EXERCISE OBJECTIVE
Rewrite the records below, replacing every instance of "wind-arrow" with "wind-vector" and leaving everything else the same.

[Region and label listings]
++++++++

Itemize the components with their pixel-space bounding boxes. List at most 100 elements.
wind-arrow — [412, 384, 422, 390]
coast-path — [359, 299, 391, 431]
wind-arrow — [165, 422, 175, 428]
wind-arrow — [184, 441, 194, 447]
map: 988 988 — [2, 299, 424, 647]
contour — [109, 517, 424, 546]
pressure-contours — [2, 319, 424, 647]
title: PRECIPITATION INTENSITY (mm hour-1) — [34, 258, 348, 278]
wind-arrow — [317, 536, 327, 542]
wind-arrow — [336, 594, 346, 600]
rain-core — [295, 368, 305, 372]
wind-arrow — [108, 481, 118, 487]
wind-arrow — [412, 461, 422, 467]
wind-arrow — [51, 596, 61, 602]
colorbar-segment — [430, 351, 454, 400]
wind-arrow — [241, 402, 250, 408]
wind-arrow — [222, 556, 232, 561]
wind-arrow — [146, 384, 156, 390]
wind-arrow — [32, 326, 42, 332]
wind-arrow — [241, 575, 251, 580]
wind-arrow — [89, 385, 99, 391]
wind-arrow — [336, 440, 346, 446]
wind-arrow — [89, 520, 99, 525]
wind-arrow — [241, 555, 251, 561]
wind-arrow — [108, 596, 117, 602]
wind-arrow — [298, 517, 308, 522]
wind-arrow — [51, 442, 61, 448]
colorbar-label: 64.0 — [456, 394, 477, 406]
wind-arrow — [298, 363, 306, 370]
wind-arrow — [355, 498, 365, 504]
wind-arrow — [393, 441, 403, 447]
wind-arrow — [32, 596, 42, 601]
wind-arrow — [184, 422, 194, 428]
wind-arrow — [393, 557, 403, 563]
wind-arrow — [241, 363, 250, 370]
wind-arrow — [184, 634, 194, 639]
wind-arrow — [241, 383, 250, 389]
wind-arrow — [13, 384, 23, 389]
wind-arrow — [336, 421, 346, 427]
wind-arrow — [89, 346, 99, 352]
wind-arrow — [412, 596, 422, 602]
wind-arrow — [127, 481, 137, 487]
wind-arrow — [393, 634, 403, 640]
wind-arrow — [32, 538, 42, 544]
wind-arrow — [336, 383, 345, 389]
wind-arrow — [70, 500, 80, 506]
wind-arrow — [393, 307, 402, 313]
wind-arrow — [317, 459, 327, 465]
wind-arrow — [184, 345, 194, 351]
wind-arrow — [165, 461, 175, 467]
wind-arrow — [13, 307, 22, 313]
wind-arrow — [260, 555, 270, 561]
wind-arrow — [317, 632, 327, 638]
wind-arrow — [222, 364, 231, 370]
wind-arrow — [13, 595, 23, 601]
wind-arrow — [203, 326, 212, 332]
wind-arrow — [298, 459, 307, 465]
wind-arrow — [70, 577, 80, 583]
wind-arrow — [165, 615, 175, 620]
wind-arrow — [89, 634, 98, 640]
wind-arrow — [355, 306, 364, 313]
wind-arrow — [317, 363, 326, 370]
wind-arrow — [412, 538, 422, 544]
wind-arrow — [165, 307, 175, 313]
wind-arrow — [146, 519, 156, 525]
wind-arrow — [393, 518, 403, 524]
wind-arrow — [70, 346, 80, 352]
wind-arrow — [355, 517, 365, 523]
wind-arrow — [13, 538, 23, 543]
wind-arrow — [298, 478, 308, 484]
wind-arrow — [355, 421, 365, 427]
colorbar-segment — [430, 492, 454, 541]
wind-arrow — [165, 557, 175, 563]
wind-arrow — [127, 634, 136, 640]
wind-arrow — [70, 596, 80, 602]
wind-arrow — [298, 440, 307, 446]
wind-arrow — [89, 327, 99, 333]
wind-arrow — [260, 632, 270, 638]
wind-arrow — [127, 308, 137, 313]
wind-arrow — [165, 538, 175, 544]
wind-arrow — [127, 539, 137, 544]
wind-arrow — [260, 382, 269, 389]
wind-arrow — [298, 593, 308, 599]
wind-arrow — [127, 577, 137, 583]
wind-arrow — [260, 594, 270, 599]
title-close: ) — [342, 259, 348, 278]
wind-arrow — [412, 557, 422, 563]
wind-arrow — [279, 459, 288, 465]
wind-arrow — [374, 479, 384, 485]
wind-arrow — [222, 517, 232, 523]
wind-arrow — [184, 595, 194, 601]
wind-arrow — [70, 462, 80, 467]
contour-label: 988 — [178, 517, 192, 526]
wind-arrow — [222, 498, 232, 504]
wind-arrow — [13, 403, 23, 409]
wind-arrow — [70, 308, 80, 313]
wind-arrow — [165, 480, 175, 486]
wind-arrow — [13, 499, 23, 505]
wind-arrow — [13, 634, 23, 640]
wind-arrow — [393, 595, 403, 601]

++++++++

WRITTEN RESPONSE
Itemize the components with their pixel-space bounding boxes. List at most 100 elements.
wind-vector — [412, 384, 422, 390]
coast-path — [359, 299, 391, 431]
wind-vector — [165, 422, 175, 428]
wind-vector — [184, 441, 194, 447]
map: 988 988 — [2, 299, 424, 647]
contour — [109, 517, 424, 546]
pressure-contours — [2, 319, 424, 647]
title: PRECIPITATION INTENSITY (mm hour-1) — [34, 258, 348, 278]
wind-vector — [317, 536, 327, 542]
wind-vector — [336, 594, 346, 600]
rain-core — [295, 368, 305, 372]
wind-vector — [108, 481, 118, 487]
wind-vector — [412, 461, 422, 467]
wind-vector — [51, 596, 61, 602]
colorbar-segment — [430, 351, 454, 400]
wind-vector — [241, 402, 250, 408]
wind-vector — [222, 556, 232, 561]
wind-vector — [146, 384, 156, 390]
wind-vector — [32, 326, 42, 332]
wind-vector — [241, 575, 251, 580]
wind-vector — [89, 385, 99, 391]
wind-vector — [336, 440, 346, 446]
wind-vector — [89, 520, 99, 525]
wind-vector — [241, 555, 251, 561]
wind-vector — [108, 596, 117, 602]
wind-vector — [298, 517, 308, 522]
wind-vector — [51, 442, 61, 448]
colorbar-label: 64.0 — [456, 394, 477, 406]
wind-vector — [298, 363, 306, 370]
wind-vector — [355, 498, 365, 504]
wind-vector — [393, 441, 403, 447]
wind-vector — [32, 596, 42, 601]
wind-vector — [184, 422, 194, 428]
wind-vector — [393, 557, 403, 563]
wind-vector — [241, 363, 250, 370]
wind-vector — [184, 634, 194, 639]
wind-vector — [241, 383, 250, 389]
wind-vector — [13, 384, 23, 389]
wind-vector — [336, 421, 346, 427]
wind-vector — [89, 346, 99, 352]
wind-vector — [412, 596, 422, 602]
wind-vector — [127, 481, 137, 487]
wind-vector — [393, 634, 403, 640]
wind-vector — [32, 538, 42, 544]
wind-vector — [336, 383, 345, 389]
wind-vector — [70, 500, 80, 506]
wind-vector — [393, 307, 402, 313]
wind-vector — [317, 459, 327, 465]
wind-vector — [184, 345, 194, 351]
wind-vector — [165, 461, 175, 467]
wind-vector — [13, 307, 22, 313]
wind-vector — [260, 555, 270, 561]
wind-vector — [317, 632, 327, 638]
wind-vector — [222, 364, 231, 370]
wind-vector — [13, 595, 23, 601]
wind-vector — [203, 326, 212, 332]
wind-vector — [298, 459, 307, 465]
wind-vector — [70, 577, 80, 583]
wind-vector — [165, 615, 175, 620]
wind-vector — [89, 634, 98, 640]
wind-vector — [355, 306, 364, 313]
wind-vector — [317, 363, 326, 370]
wind-vector — [412, 538, 422, 544]
wind-vector — [165, 307, 175, 313]
wind-vector — [146, 519, 156, 525]
wind-vector — [393, 518, 403, 524]
wind-vector — [70, 346, 80, 352]
wind-vector — [355, 517, 365, 523]
wind-vector — [13, 538, 23, 543]
wind-vector — [298, 478, 308, 484]
wind-vector — [355, 421, 365, 427]
colorbar-segment — [430, 492, 454, 541]
wind-vector — [165, 557, 175, 563]
wind-vector — [127, 634, 136, 640]
wind-vector — [70, 596, 80, 602]
wind-vector — [298, 440, 307, 446]
wind-vector — [89, 327, 99, 333]
wind-vector — [260, 632, 270, 638]
wind-vector — [127, 308, 137, 313]
wind-vector — [165, 538, 175, 544]
wind-vector — [127, 539, 137, 544]
wind-vector — [260, 382, 269, 389]
wind-vector — [298, 593, 308, 599]
wind-vector — [127, 577, 137, 583]
wind-vector — [260, 594, 270, 599]
title-close: ) — [342, 259, 348, 278]
wind-vector — [412, 557, 422, 563]
wind-vector — [279, 459, 288, 465]
wind-vector — [374, 479, 384, 485]
wind-vector — [222, 517, 232, 523]
wind-vector — [184, 595, 194, 601]
wind-vector — [70, 462, 80, 467]
contour-label: 988 — [178, 517, 192, 526]
wind-vector — [222, 498, 232, 504]
wind-vector — [13, 403, 23, 409]
wind-vector — [70, 308, 80, 313]
wind-vector — [165, 480, 175, 486]
wind-vector — [13, 499, 23, 505]
wind-vector — [13, 634, 23, 640]
wind-vector — [393, 595, 403, 601]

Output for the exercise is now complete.